_What you are asked to do_
Each line that follows should be printed again exactly as it stands.

──────────

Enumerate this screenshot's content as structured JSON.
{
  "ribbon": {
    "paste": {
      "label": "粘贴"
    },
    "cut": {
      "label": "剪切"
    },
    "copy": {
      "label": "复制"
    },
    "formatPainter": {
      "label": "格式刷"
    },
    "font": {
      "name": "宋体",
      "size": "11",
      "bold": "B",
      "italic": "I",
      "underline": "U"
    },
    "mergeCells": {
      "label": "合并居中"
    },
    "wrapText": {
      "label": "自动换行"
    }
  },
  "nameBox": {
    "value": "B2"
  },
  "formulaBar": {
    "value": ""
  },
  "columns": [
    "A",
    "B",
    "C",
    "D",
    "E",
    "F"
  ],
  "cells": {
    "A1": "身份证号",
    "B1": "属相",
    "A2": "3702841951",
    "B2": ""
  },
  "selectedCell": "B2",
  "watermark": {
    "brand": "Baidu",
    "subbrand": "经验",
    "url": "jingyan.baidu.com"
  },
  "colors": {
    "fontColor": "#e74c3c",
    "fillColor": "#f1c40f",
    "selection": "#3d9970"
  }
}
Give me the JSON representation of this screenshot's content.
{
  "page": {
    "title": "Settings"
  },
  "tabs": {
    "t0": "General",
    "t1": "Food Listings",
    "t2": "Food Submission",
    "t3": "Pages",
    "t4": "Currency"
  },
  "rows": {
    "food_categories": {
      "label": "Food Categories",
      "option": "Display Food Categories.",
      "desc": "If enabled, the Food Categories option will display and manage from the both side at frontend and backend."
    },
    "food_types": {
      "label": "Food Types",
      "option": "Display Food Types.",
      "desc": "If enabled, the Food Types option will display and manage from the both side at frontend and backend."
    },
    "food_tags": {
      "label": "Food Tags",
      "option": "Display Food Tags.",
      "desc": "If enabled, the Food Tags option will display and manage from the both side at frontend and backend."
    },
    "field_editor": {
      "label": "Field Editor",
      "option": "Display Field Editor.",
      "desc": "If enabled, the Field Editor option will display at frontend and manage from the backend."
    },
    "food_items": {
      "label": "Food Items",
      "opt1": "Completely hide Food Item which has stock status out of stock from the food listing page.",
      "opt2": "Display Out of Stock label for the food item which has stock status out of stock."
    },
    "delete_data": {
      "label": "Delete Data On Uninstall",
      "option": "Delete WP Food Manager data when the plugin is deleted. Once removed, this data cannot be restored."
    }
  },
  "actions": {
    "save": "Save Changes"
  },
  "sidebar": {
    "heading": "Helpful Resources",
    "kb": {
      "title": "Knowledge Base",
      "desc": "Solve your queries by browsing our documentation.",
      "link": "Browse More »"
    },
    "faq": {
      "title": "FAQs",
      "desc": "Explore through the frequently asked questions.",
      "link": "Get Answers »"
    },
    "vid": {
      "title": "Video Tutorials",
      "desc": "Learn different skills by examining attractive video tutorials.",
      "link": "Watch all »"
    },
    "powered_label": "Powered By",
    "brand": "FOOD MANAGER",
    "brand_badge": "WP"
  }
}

──────────

_Final result_
Enumerate this screenshot's content as structured JSON.
{
  "ribbon": {
    "paste": {
      "label": "粘贴"
    },
    "cut": {
      "label": "剪切"
    },
    "copy": {
      "label": "复制"
    },
    "formatPainter": {
      "label": "格式刷"
    },
    "font": {
      "name": "宋体",
      "size": "11",
      "bold": "B",
      "italic": "I",
      "underline": "U"
    },
    "mergeCells": {
      "label": "合并居中"
    },
    "wrapText": {
      "label": "自动换行"
    }
  },
  "nameBox": {
    "value": "B2"
  },
  "formulaBar": {
    "value": ""
  },
  "columns": [
    "A",
    "B",
    "C",
    "D",
    "E",
    "F"
  ],
  "cells": {
    "A1": "身份证号",
    "B1": "属相",
    "A2": "3702841951",
    "B2": ""
  },
  "selectedCell": "B2",
  "watermark": {
    "brand": "Baidu",
    "subbrand": "经验",
    "url": "jingyan.baidu.com"
  },
  "colors": {
    "fontColor": "#e74c3c",
    "fillColor": "#f1c40f",
    "selection": "#3d9970"
  }
}
Give me the JSON representation of this screenshot's content.
{
  "page": {
    "title": "Settings"
  },
  "tabs": {
    "t0": "General",
    "t1": "Food Listings",
    "t2": "Food Submission",
    "t3": "Pages",
    "t4": "Currency"
  },
  "rows": {
    "food_categories": {
      "label": "Food Categories",
      "option": "Display Food Categories.",
      "desc": "If enabled, the Food Categories option will display and manage from the both side at frontend and backend."
    },
    "food_types": {
      "label": "Food Types",
      "option": "Display Food Types.",
      "desc": "If enabled, the Food Types option will display and manage from the both side at frontend and backend."
    },
    "food_tags": {
      "label": "Food Tags",
      "option": "Display Food Tags.",
      "desc": "If enabled, the Food Tags option will display and manage from the both side at frontend and backend."
    },
    "field_editor": {
      "label": "Field Editor",
      "option": "Display Field Editor.",
      "desc": "If enabled, the Field Editor option will display at frontend and manage from the backend."
    },
    "food_items": {
      "label": "Food Items",
      "opt1": "Completely hide Food Item which has stock status out of stock from the food listing page.",
      "opt2": "Display Out of Stock label for the food item which has stock status out of stock."
    },
    "delete_data": {
      "label": "Delete Data On Uninstall",
      "option": "Delete WP Food Manager data when the plugin is deleted. Once removed, this data cannot be restored."
    }
  },
  "actions": {
    "save": "Save Changes"
  },
  "sidebar": {
    "heading": "Helpful Resources",
    "kb": {
      "title": "Knowledge Base",
      "desc": "Solve your queries by browsing our documentation.",
      "link": "Browse More »"
    },
    "faq": {
      "title": "FAQs",
      "desc": "Explore through the frequently asked questions.",
      "link": "Get Answers »"
    },
    "vid": {
      "title": "Video Tutorials",
      "desc": "Learn different skills by examining attractive video tutorials.",
      "link": "Watch all »"
    },
    "powered_label": "Powered By",
    "brand": "FOOD MANAGER",
    "brand_badge": "WP"
  }
}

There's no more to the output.